-- Start DOCUMENT EXTRACT --
Brewery Tours in Nagoya

ByMark Guthrie
Nov 22, 2016

Brewery Tours in Nagoya

Asahi BeerWhen it comes to alcoholic beverages, the Japanese are most proud of their sake and rightly so. However, while sake is one of the most recognisable totems of Japanese culture, outside of the country, you’ll be hard pressed to find many people who regularly drink it. Yet, when it comes to Asahi Super Dry and Kirin, it is a different story altogether. Pretty much every sushi or noodle bar worldwide is stocked with the famous brews

Asahi and Kirin are of course two of Japan’s biggest brewers, which means that vast quantities of beer are made in factories all over the country. you can find them both here in Nagoya and, for absolutely no charge, you can take a trip around.

Kirin Brewery Tour

In operation since 1962, Kirin Beer Nagoya Factory is the oldest beer factory in the Tokai area, but that doesn’t mean that it is a relic, by any stretch of the imagination.  Its old factory (which is actually in Kiyosu city, 5km from Nagoya station) has since been renovated so visitors may watch the unique brewing kettles for boiling ingredients.

The 75 minutes tour features a couple of videos with an augmented reality wide screen showing of the brewing process, in particular explaining what is so special about “ichiban shibori” (the first press). You can sample the freshly squeezed wort that is used in making the beer, and if that hasn’t quenched your thirst, the tour concludes with 20 minutes of tasting, with up to three free glasses of beer.
-- End DOCUMENT EXTRACT --
WHAT IS EXPECTED:
Carry on the article about brewery tours in Nagoya from its last sentence.
-- Start RECORD LIST --
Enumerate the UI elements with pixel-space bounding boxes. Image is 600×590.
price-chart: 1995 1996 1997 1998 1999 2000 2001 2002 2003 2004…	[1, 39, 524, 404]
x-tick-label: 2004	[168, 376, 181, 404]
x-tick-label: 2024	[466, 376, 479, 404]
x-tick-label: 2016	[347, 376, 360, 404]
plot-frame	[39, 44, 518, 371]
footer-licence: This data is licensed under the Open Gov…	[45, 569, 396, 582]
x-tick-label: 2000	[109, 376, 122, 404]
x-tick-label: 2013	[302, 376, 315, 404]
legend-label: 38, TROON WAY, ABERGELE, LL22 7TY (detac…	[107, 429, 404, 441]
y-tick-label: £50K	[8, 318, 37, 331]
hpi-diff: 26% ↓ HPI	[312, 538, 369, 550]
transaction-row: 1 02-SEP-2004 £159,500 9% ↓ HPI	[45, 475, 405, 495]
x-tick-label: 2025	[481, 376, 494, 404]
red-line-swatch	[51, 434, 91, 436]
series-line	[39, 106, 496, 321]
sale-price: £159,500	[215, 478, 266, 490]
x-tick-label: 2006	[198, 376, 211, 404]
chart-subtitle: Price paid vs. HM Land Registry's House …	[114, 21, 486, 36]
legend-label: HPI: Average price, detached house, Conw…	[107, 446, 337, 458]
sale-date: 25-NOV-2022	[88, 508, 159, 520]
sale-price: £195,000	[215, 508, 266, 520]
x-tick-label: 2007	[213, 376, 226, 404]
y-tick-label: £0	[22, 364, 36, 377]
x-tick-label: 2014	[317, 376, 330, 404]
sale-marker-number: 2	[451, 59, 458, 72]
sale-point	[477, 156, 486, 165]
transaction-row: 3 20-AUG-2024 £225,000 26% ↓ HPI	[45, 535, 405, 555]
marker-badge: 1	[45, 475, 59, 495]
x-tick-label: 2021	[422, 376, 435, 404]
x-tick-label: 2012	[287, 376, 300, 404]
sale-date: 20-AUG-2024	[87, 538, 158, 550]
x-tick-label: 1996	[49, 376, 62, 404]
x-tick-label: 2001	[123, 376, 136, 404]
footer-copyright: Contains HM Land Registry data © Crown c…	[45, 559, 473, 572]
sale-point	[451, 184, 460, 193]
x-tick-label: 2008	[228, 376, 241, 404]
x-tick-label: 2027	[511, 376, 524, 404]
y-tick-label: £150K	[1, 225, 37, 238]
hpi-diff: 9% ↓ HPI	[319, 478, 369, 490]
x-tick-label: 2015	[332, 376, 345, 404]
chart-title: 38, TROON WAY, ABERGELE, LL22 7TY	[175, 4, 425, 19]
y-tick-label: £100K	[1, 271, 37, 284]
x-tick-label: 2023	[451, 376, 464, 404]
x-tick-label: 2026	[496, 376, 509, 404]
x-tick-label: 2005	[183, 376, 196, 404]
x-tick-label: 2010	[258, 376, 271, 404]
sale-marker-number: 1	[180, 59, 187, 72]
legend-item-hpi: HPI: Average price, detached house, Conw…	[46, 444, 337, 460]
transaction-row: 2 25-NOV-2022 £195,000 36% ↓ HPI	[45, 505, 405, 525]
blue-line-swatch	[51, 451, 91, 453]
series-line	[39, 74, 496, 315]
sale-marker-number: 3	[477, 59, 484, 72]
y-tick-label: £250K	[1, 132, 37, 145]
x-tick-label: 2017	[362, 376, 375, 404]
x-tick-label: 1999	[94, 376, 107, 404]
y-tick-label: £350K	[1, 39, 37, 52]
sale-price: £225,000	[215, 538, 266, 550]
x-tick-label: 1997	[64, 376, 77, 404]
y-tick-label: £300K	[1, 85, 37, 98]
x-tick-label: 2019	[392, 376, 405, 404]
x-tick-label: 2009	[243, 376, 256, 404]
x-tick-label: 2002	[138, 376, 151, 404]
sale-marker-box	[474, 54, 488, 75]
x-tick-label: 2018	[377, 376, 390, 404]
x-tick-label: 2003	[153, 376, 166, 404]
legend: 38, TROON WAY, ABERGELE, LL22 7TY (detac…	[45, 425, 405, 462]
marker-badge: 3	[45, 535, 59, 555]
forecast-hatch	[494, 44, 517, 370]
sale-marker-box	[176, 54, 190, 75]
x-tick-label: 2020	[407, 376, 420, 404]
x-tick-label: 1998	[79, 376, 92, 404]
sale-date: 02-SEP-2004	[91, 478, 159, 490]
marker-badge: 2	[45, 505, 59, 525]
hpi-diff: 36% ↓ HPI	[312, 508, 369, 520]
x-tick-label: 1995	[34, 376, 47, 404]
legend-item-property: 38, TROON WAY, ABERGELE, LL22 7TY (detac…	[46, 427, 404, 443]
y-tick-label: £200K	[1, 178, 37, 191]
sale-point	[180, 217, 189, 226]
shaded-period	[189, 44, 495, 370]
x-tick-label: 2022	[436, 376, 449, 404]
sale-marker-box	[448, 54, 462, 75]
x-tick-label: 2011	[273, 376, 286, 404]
-- End RECORD LIST --
IN RESPONSE:
  • Access: Train: 5 minutes walk from Owarihoshinomiya Station on the Jyohoku Line; Shuttle bus: Scheduled run bus from JR Tokaido Line Biwajima Station
  • Address: 100 Teranohanagasa, Kiyosu City, Aichi 452-8562
  • Tel: 052-408-2000
  • Websitewww.kirin.co.jp/entertainment/factory/nagoya

Asahi Brewery Tour

Around three hundred people take this tour daily, with coach trips coming from as far as China and Korea to see how the famous beer is made. However visitors wanting to see the factory in motion must visit on weekdays and non-holidays, as the factory closes on Saturdays and Sundays. Should you visit on one of these days, you will instead be shown an interesting film of the factory in full flow.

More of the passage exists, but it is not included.